#### Directions
Work out how many lines include "Nacional" and answer with that number only.

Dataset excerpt
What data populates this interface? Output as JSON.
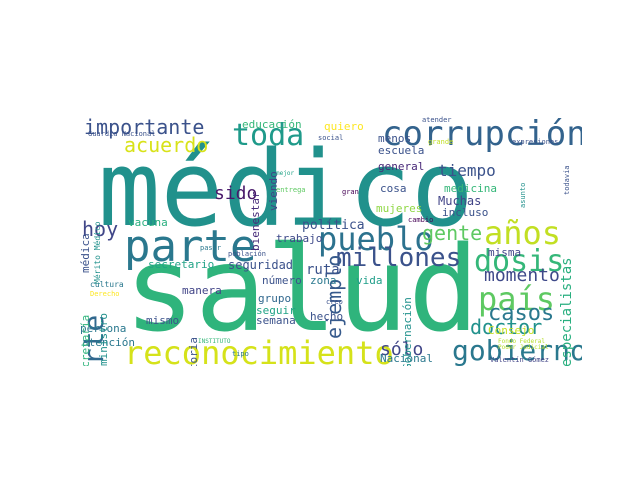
{
  "cloud": {
    "words": [
      {
        "text": "médico",
        "color": "#21918c"
      },
      {
        "text": "salud",
        "color": "#2fb47c"
      },
      {
        "text": "parte",
        "color": "#2a788e"
      },
      {
        "text": "reconocimiento",
        "color": "#d5e21a"
      },
      {
        "text": "corrupción",
        "color": "#33638d"
      },
      {
        "text": "pueblo",
        "color": "#2c728e"
      },
      {
        "text": "años",
        "color": "#c2df23"
      },
      {
        "text": "país",
        "color": "#5ec962"
      },
      {
        "text": "gobierno",
        "color": "#2a788e"
      },
      {
        "text": "dosis",
        "color": "#35b779"
      },
      {
        "text": "millones",
        "color": "#3b528b"
      },
      {
        "text": "toda",
        "color": "#1f9a8a"
      },
      {
        "text": "importante",
        "color": "#3b528b"
      },
      {
        "text": "acuerdo",
        "color": "#d8e219"
      },
      {
        "text": "corte",
        "color": "#31688e"
      },
      {
        "text": "hoy",
        "color": "#404688"
      },
      {
        "text": "sido",
        "color": "#48186a"
      },
      {
        "text": "ejemplo",
        "color": "#375a8c"
      },
      {
        "text": "gente",
        "color": "#5ec962"
      },
      {
        "text": "casos",
        "color": "#2a788e"
      },
      {
        "text": "momento",
        "color": "#3e4989"
      },
      {
        "text": "doctor",
        "color": "#21918c"
      },
      {
        "text": "sólo",
        "color": "#404688"
      },
      {
        "text": "tiempo",
        "color": "#3b528b"
      },
      {
        "text": "especialistas",
        "color": "#29af7f"
      },
      {
        "text": "Muchas",
        "color": "#414487"
      },
      {
        "text": "escuela",
        "color": "#3b528b"
      },
      {
        "text": "general",
        "color": "#482878"
      },
      {
        "text": "educación",
        "color": "#35b779"
      },
      {
        "text": "quiero",
        "color": "#fde725"
      },
      {
        "text": "vacuna",
        "color": "#29af7f"
      },
      {
        "text": "bienestar",
        "color": "#472c7a"
      },
      {
        "text": "viendo",
        "color": "#414487"
      },
      {
        "text": "política",
        "color": "#3b528b"
      },
      {
        "text": "trabajo",
        "color": "#3e4989"
      },
      {
        "text": "ruta",
        "color": "#3b528b"
      },
      {
        "text": "secretario",
        "color": "#20a386"
      },
      {
        "text": "seguridad",
        "color": "#3b528b"
      },
      {
        "text": "número",
        "color": "#3b528b"
      },
      {
        "text": "zona",
        "color": "#2a788e"
      },
      {
        "text": "vida",
        "color": "#1f9e89"
      },
      {
        "text": "manera",
        "color": "#414487"
      },
      {
        "text": "grupo",
        "color": "#31688e"
      },
      {
        "text": "semana",
        "color": "#3b528b"
      },
      {
        "text": "seguir",
        "color": "#20a386"
      },
      {
        "text": "hecho",
        "color": "#3b528b"
      },
      {
        "text": "mismo",
        "color": "#3b528b"
      },
      {
        "text": "persona",
        "color": "#2a788e"
      },
      {
        "text": "atención",
        "color": "#2a788e"
      },
      {
        "text": "historia",
        "color": "#3b528b"
      },
      {
        "text": "incluso",
        "color": "#3b528b"
      },
      {
        "text": "mujeres",
        "color": "#8fd744"
      },
      {
        "text": "cosa",
        "color": "#3b528b"
      },
      {
        "text": "medicina",
        "color": "#35b779"
      },
      {
        "text": "menos",
        "color": "#3b528b"
      },
      {
        "text": "misma",
        "color": "#404688"
      },
      {
        "text": "Nacional",
        "color": "#2a788e"
      },
      {
        "text": "Consejo",
        "color": "#c8e020"
      },
      {
        "text": "Gobernación",
        "color": "#21918c"
      },
      {
        "text": "Secretaría",
        "color": "#2fb47c"
      },
      {
        "text": "ministro",
        "color": "#21918c"
      },
      {
        "text": "médica",
        "color": "#3b528b"
      },
      {
        "text": "Mérito Médico",
        "color": "#21918c"
      },
      {
        "text": "cultura",
        "color": "#2a788e"
      },
      {
        "text": "Guardia Nacional",
        "color": "#3b528b"
      },
      {
        "text": "Derecho",
        "color": "#fde725"
      },
      {
        "text": "tipo",
        "color": "#2a788e"
      },
      {
        "text": "INSTITUTO",
        "color": "#35b779"
      },
      {
        "text": "Valentín Gómez",
        "color": "#414487"
      },
      {
        "text": "Poder Judicial",
        "color": "#b5de2b"
      },
      {
        "text": "creo",
        "color": "#3b528b"
      },
      {
        "text": "población",
        "color": "#3b528b"
      },
      {
        "text": "pasar",
        "color": "#2a788e"
      },
      {
        "text": "cambio",
        "color": "#440154"
      },
      {
        "text": "entrega",
        "color": "#5ec962"
      },
      {
        "text": "mejor",
        "color": "#20a386"
      },
      {
        "text": "gran",
        "color": "#440154"
      },
      {
        "text": "social",
        "color": "#3b528b"
      },
      {
        "text": "atender",
        "color": "#3b528b"
      },
      {
        "text": "grande",
        "color": "#c2df23"
      },
      {
        "text": "expresiones",
        "color": "#3b528b"
      },
      {
        "text": "todavía",
        "color": "#3b528b"
      },
      {
        "text": "asunto",
        "color": "#21918c"
      },
      {
        "text": "Fondo Federal",
        "color": "#b5de2b"
      }
    ]
  }
}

#### Finished exercise
2